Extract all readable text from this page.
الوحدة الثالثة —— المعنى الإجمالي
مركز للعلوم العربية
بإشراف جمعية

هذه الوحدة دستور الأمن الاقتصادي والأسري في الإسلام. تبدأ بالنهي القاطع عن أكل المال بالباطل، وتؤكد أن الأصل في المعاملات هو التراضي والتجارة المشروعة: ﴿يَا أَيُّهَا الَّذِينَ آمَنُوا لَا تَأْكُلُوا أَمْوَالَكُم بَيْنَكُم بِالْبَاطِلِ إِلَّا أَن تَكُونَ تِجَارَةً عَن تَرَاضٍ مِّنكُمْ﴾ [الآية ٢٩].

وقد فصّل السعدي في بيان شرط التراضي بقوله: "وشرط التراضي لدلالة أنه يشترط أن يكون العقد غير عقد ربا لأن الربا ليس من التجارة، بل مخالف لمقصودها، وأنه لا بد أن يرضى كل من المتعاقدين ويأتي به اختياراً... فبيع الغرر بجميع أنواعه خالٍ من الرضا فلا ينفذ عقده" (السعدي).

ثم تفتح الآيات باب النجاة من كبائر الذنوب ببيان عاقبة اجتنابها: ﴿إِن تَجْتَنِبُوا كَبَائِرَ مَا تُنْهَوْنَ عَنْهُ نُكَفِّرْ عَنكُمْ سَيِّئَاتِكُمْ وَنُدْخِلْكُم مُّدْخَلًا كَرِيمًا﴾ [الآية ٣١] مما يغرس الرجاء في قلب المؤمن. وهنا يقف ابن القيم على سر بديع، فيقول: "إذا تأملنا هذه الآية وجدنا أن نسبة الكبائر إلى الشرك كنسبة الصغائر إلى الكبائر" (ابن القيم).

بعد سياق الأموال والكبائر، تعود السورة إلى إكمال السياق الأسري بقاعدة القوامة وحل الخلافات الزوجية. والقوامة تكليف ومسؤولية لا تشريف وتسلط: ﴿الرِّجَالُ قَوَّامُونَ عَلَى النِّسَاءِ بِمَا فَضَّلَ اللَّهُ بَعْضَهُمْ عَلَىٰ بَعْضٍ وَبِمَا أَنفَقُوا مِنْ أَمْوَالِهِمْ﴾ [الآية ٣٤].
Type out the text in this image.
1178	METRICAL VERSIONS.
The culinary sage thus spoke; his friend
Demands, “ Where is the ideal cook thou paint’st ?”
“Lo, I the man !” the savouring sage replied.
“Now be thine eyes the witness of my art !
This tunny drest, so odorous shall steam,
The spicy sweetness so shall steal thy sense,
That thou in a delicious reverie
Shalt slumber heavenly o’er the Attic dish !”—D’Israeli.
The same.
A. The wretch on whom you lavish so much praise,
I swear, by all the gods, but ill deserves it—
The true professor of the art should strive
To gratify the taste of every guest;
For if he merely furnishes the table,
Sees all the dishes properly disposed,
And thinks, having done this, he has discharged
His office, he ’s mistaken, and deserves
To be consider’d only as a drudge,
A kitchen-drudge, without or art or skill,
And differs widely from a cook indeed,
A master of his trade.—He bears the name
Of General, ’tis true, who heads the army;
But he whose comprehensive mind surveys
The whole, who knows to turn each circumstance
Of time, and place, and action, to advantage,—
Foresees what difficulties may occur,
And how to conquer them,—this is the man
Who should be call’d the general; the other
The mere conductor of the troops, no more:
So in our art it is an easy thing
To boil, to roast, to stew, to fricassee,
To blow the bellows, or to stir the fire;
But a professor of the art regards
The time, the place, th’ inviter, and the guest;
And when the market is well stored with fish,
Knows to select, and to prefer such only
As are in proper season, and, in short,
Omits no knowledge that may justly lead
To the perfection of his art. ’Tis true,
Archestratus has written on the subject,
━━━━━━
Exercise goal –
Search the entries for the string "deserves" and collect each line that has it.

In response –
I swear, by all the gods, but ill deserves it—
His office, he ’s mistaken, and deserves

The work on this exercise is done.